Set problem
Write out the whole listing again, exactly.

* START Data to use *

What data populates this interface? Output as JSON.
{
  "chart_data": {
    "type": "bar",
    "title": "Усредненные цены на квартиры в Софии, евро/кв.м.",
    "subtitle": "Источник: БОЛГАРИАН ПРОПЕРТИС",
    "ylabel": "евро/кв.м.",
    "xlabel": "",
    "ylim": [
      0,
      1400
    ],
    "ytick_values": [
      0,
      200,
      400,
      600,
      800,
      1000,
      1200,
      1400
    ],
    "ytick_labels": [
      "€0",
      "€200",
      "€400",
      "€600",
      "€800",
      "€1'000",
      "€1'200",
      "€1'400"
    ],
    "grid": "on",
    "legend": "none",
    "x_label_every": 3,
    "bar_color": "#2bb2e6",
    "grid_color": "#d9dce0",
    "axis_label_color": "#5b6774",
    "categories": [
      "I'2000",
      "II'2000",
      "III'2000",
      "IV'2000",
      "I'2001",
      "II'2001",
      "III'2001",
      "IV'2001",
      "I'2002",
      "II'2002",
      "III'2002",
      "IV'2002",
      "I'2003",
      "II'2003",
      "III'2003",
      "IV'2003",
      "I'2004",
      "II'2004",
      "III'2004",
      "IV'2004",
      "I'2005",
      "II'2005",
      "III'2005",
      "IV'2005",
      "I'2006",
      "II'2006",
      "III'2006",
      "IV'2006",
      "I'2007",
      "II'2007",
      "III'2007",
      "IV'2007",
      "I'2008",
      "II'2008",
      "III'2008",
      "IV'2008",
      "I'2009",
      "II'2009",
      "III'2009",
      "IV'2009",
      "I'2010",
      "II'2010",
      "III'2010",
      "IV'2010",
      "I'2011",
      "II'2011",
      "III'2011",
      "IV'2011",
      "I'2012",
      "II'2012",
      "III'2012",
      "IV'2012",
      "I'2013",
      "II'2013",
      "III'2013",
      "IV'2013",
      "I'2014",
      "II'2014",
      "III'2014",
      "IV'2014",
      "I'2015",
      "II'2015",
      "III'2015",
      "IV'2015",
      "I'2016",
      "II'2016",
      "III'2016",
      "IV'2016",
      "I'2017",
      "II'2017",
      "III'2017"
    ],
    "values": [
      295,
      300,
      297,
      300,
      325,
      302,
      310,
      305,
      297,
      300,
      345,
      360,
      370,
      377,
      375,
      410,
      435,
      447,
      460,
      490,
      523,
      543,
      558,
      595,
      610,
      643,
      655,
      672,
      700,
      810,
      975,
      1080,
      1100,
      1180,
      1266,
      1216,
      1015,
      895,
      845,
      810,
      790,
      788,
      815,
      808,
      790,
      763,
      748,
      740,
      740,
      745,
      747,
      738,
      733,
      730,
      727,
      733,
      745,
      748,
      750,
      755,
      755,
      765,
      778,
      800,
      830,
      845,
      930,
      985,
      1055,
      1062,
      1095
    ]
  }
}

* END Data to use *

Answer to this problem
What data populates this interface? Output as JSON.
{
  "chart_data": {
    "type": "bar",
    "title": "Усредненные цены на квартиры в Софии, евро/кв.м.",
    "subtitle": "Источник: БОЛГАРИАН ПРОПЕРТИС",
    "ylabel": "евро/кв.м.",
    "xlabel": "",
    "ylim": [
      0,
      1400
    ],
    "ytick_values": [
      0,
      200,
      400,
      600,
      800,
      1000,
      1200,
      1400
    ],
    "ytick_labels": [
      "€0",
      "€200",
      "€400",
      "€600",
      "€800",
      "€1'000",
      "€1'200",
      "€1'400"
    ],
    "grid": "on",
    "legend": "none",
    "x_label_every": 3,
    "bar_color": "#2bb2e6",
    "grid_color": "#d9dce0",
    "axis_label_color": "#5b6774",
    "categories": [
      "I'2000",
      "II'2000",
      "III'2000",
      "IV'2000",
      "I'2001",
      "II'2001",
      "III'2001",
      "IV'2001",
      "I'2002",
      "II'2002",
      "III'2002",
      "IV'2002",
      "I'2003",
      "II'2003",
      "III'2003",
      "IV'2003",
      "I'2004",
      "II'2004",
      "III'2004",
      "IV'2004",
      "I'2005",
      "II'2005",
      "III'2005",
      "IV'2005",
      "I'2006",
      "II'2006",
      "III'2006",
      "IV'2006",
      "I'2007",
      "II'2007",
      "III'2007",
      "IV'2007",
      "I'2008",
      "II'2008",
      "III'2008",
      "IV'2008",
      "I'2009",
      "II'2009",
      "III'2009",
      "IV'2009",
      "I'2010",
      "II'2010",
      "III'2010",
      "IV'2010",
      "I'2011",
      "II'2011",
      "III'2011",
      "IV'2011",
      "I'2012",
      "II'2012",
      "III'2012",
      "IV'2012",
      "I'2013",
      "II'2013",
      "III'2013",
      "IV'2013",
      "I'2014",
      "II'2014",
      "III'2014",
      "IV'2014",
      "I'2015",
      "II'2015",
      "III'2015",
      "IV'2015",
      "I'2016",
      "II'2016",
      "III'2016",
      "IV'2016",
      "I'2017",
      "II'2017",
      "III'2017"
    ],
    "values": [
      295,
      300,
      297,
      300,
      325,
      302,
      310,
      305,
      297,
      300,
      345,
      360,
      370,
      377,
      375,
      410,
      435,
      447,
      460,
      490,
      523,
      543,
      558,
      595,
      610,
      643,
      655,
      672,
      700,
      810,
      975,
      1080,
      1100,
      1180,
      1266,
      1216,
      1015,
      895,
      845,
      810,
      790,
      788,
      815,
      808,
      790,
      763,
      748,
      740,
      740,
      745,
      747,
      738,
      733,
      730,
      727,
      733,
      745,
      748,
      750,
      755,
      755,
      765,
      778,
      800,
      830,
      845,
      930,
      985,
      1055,
      1062,
      1095
    ]
  }
}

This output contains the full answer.